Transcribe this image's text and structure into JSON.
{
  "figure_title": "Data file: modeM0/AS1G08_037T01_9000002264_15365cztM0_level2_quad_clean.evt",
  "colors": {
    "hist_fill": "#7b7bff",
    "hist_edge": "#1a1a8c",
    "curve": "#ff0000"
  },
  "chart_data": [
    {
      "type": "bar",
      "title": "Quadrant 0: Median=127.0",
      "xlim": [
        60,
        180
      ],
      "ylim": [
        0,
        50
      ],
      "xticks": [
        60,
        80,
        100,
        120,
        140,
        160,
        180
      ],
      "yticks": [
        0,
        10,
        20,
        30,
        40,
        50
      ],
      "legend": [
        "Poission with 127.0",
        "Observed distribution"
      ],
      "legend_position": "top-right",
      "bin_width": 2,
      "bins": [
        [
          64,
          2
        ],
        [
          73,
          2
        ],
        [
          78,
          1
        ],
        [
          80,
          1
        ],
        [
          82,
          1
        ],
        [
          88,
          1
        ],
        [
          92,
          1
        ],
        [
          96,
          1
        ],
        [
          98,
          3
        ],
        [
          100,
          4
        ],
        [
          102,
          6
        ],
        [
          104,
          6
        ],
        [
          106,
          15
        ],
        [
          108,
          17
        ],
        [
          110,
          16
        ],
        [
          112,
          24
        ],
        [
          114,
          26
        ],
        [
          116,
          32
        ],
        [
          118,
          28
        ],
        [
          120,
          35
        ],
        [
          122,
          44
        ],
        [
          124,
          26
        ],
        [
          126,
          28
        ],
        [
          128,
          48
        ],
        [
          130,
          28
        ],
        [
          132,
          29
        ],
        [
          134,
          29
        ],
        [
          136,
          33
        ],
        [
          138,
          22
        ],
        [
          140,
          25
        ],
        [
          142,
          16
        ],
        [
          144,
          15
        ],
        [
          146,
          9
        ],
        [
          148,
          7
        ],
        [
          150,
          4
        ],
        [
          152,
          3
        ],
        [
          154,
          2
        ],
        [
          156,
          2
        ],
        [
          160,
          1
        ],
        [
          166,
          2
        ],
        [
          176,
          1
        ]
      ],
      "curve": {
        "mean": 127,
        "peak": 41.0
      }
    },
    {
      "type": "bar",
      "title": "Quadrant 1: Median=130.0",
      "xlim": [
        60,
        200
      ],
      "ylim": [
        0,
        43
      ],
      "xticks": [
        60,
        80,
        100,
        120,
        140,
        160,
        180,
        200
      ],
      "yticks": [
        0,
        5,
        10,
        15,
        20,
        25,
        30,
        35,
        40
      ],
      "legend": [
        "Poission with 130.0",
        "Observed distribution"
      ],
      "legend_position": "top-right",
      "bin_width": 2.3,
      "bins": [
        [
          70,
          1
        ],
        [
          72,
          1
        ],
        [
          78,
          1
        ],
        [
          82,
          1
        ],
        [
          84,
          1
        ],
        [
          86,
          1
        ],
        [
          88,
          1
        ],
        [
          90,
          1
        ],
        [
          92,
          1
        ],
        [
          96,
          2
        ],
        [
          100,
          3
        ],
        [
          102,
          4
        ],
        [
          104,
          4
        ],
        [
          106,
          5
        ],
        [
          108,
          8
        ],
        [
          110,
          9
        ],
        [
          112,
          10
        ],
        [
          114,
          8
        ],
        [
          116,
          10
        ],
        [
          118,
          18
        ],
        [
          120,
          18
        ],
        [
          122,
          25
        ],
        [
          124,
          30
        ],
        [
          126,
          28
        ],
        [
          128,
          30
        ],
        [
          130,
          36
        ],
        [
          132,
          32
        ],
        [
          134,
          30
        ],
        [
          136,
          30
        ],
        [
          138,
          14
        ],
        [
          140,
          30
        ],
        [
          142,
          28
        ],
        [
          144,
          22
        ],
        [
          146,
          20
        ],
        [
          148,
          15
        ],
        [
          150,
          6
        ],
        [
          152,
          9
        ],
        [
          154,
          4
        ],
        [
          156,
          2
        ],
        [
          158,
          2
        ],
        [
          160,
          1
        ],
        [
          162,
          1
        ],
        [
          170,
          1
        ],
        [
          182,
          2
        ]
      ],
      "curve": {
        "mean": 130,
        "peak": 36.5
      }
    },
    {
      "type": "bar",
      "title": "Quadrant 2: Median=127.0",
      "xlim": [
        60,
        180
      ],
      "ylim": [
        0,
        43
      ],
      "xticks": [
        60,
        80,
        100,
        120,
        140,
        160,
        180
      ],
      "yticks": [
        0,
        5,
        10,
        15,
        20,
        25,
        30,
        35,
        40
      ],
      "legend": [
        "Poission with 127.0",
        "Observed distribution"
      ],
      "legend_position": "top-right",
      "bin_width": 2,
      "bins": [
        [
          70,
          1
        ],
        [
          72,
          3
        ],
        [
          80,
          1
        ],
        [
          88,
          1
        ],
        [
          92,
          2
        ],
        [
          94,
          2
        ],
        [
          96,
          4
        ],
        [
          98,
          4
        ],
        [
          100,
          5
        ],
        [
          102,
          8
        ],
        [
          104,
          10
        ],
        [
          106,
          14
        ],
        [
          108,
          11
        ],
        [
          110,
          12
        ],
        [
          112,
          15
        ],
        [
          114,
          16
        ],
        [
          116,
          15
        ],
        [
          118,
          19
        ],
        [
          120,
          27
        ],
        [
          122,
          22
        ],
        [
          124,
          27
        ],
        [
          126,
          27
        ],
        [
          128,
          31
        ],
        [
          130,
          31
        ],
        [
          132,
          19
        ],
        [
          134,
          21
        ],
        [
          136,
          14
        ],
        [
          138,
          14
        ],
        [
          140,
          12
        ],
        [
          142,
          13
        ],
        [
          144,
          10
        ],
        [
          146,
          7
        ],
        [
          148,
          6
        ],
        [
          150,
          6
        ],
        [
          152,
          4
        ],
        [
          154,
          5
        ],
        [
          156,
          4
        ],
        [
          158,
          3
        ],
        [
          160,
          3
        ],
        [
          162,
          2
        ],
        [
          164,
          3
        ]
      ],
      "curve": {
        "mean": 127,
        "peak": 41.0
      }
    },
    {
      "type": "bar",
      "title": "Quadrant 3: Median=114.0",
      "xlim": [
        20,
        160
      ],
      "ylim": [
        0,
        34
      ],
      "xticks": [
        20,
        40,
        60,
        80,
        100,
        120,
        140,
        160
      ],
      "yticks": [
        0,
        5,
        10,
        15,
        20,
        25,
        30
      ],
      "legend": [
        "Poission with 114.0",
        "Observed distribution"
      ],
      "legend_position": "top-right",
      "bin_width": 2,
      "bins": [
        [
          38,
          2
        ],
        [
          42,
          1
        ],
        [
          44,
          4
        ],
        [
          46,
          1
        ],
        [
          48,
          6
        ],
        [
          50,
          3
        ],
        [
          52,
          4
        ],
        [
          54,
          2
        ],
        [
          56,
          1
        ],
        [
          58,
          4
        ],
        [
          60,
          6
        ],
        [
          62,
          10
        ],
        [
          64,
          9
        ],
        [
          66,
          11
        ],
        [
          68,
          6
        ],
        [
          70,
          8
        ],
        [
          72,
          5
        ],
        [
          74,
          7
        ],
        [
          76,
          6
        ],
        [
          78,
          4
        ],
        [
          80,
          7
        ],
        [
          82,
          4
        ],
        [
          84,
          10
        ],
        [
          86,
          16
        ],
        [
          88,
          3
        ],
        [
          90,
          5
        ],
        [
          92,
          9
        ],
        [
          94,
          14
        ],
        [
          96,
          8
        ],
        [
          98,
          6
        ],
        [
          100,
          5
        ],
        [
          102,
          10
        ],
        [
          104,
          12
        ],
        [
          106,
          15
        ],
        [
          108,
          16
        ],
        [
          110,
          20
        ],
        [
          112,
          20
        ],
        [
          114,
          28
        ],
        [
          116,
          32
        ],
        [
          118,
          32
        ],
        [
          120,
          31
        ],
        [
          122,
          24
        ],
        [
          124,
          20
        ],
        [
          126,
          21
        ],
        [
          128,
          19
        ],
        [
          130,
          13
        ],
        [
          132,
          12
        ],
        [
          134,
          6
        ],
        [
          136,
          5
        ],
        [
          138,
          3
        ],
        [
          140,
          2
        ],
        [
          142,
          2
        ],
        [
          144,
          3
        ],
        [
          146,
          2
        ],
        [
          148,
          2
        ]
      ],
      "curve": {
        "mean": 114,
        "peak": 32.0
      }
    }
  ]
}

• Exercise: In the entries above, identify each line that includes the string "with", then copy it.

• Solution to the problem:
        "Poission with 127.0",
        "Poission with 130.0",
        "Poission with 127.0",
        "Poission with 114.0",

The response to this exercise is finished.